[Collected data]
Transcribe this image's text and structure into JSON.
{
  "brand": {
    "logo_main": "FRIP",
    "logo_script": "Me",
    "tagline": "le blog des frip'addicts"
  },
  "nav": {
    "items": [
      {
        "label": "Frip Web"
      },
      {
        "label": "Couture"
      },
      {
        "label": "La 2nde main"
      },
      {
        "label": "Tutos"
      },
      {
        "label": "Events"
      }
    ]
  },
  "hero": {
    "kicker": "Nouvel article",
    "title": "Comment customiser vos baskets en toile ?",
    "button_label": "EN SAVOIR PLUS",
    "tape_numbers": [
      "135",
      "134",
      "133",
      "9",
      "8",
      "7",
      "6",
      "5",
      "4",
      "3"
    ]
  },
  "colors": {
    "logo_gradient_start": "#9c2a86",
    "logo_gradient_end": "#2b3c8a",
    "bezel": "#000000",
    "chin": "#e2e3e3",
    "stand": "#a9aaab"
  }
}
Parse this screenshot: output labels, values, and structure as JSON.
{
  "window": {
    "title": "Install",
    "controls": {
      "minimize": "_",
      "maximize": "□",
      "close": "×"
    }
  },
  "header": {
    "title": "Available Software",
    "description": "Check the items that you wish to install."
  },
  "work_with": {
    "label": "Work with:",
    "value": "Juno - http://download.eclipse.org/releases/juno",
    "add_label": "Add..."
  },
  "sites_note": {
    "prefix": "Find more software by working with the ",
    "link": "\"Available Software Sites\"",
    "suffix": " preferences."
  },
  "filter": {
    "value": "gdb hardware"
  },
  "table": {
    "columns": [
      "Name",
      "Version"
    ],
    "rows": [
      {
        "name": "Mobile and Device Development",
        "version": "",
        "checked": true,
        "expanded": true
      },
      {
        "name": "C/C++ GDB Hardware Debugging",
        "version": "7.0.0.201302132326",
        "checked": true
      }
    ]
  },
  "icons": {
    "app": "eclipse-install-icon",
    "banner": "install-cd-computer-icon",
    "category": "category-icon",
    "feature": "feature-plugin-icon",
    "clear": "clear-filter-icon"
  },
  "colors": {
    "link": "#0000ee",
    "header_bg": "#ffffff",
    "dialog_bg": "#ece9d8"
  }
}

*Goal of the exercise*
Reproduce the listing above word for word.

*Expected answer*
Transcribe this image's text and structure into JSON.
{
  "brand": {
    "logo_main": "FRIP",
    "logo_script": "Me",
    "tagline": "le blog des frip'addicts"
  },
  "nav": {
    "items": [
      {
        "label": "Frip Web"
      },
      {
        "label": "Couture"
      },
      {
        "label": "La 2nde main"
      },
      {
        "label": "Tutos"
      },
      {
        "label": "Events"
      }
    ]
  },
  "hero": {
    "kicker": "Nouvel article",
    "title": "Comment customiser vos baskets en toile ?",
    "button_label": "EN SAVOIR PLUS",
    "tape_numbers": [
      "135",
      "134",
      "133",
      "9",
      "8",
      "7",
      "6",
      "5",
      "4",
      "3"
    ]
  },
  "colors": {
    "logo_gradient_start": "#9c2a86",
    "logo_gradient_end": "#2b3c8a",
    "bezel": "#000000",
    "chin": "#e2e3e3",
    "stand": "#a9aaab"
  }
}
Parse this screenshot: output labels, values, and structure as JSON.
{
  "window": {
    "title": "Install",
    "controls": {
      "minimize": "_",
      "maximize": "□",
      "close": "×"
    }
  },
  "header": {
    "title": "Available Software",
    "description": "Check the items that you wish to install."
  },
  "work_with": {
    "label": "Work with:",
    "value": "Juno - http://download.eclipse.org/releases/juno",
    "add_label": "Add..."
  },
  "sites_note": {
    "prefix": "Find more software by working with the ",
    "link": "\"Available Software Sites\"",
    "suffix": " preferences."
  },
  "filter": {
    "value": "gdb hardware"
  },
  "table": {
    "columns": [
      "Name",
      "Version"
    ],
    "rows": [
      {
        "name": "Mobile and Device Development",
        "version": "",
        "checked": true,
        "expanded": true
      },
      {
        "name": "C/C++ GDB Hardware Debugging",
        "version": "7.0.0.201302132326",
        "checked": true
      }
    ]
  },
  "icons": {
    "app": "eclipse-install-icon",
    "banner": "install-cd-computer-icon",
    "category": "category-icon",
    "feature": "feature-plugin-icon",
    "clear": "clear-filter-icon"
  },
  "colors": {
    "link": "#0000ee",
    "header_bg": "#ffffff",
    "dialog_bg": "#ece9d8"
  }
}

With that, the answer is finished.